• [Information given]:
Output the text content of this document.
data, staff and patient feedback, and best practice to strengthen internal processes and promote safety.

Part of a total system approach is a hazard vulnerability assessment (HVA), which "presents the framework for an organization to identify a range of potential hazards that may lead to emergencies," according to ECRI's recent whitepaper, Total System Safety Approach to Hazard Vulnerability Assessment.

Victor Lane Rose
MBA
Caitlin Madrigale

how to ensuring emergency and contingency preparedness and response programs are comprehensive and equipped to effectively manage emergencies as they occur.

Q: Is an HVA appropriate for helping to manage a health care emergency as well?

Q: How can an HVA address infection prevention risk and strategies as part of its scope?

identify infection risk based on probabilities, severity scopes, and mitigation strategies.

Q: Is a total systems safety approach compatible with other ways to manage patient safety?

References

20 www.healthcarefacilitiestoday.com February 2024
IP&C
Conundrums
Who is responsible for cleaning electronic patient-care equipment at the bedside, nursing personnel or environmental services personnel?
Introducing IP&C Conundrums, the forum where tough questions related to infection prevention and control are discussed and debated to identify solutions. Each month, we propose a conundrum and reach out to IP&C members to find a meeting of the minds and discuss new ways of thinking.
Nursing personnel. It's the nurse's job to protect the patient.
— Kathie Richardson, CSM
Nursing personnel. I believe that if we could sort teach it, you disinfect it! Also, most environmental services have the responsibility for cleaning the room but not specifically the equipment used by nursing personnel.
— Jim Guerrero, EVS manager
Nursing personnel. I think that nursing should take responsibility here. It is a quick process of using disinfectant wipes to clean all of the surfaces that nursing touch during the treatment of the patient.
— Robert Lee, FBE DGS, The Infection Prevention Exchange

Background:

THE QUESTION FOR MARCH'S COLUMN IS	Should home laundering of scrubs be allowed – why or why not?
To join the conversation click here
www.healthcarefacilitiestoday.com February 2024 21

• [Exercise prompt]:
Repeat every entry exactly, please.

• [Written response]:
Output the text content of this document.
data, staff and patient feedback, and best practice to strengthen internal processes and promote safety.

Part of a total system approach is a hazard vulnerability assessment (HVA), which "presents the framework for an organization to identify a range of potential hazards that may lead to emergencies," according to ECRI's recent whitepaper, Total System Safety Approach to Hazard Vulnerability Assessment.

Victor Lane Rose
MBA
Caitlin Madrigale

how to ensuring emergency and contingency preparedness and response programs are comprehensive and equipped to effectively manage emergencies as they occur.

Q: Is an HVA appropriate for helping to manage a health care emergency as well?

Q: How can an HVA address infection prevention risk and strategies as part of its scope?

identify infection risk based on probabilities, severity scopes, and mitigation strategies.

Q: Is a total systems safety approach compatible with other ways to manage patient safety?

References

20 www.healthcarefacilitiestoday.com February 2024
IP&C
Conundrums
Who is responsible for cleaning electronic patient-care equipment at the bedside, nursing personnel or environmental services personnel?
Introducing IP&C Conundrums, the forum where tough questions related to infection prevention and control are discussed and debated to identify solutions. Each month, we propose a conundrum and reach out to IP&C members to find a meeting of the minds and discuss new ways of thinking.
Nursing personnel. It's the nurse's job to protect the patient.
— Kathie Richardson, CSM
Nursing personnel. I believe that if we could sort teach it, you disinfect it! Also, most environmental services have the responsibility for cleaning the room but not specifically the equipment used by nursing personnel.
— Jim Guerrero, EVS manager
Nursing personnel. I think that nursing should take responsibility here. It is a quick process of using disinfectant wipes to clean all of the surfaces that nursing touch during the treatment of the patient.
— Robert Lee, FBE DGS, The Infection Prevention Exchange

Background:

THE QUESTION FOR MARCH'S COLUMN IS	Should home laundering of scrubs be allowed – why or why not?
To join the conversation click here
www.healthcarefacilitiestoday.com February 2024 21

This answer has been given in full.